### Data entries

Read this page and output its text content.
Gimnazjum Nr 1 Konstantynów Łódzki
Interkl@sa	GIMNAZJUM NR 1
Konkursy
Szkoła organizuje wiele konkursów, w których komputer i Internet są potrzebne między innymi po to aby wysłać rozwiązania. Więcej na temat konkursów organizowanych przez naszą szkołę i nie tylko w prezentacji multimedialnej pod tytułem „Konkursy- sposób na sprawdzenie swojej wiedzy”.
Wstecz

### REQUIRED TASK
Show all lines in the entries above where the word "Konkursy" appears.

### FINAL ANSWER
Konkursy
Szkoła organizuje wiele konkursów, w których komputer i Internet są potrzebne między innymi po to aby wysłać rozwiązania. Więcej na temat konkursów organizowanych przez naszą szkołę i nie tylko w prezentacji multimedialnej pod tytułem „Konkursy- sposób na sprawdzenie swojej wiedzy”.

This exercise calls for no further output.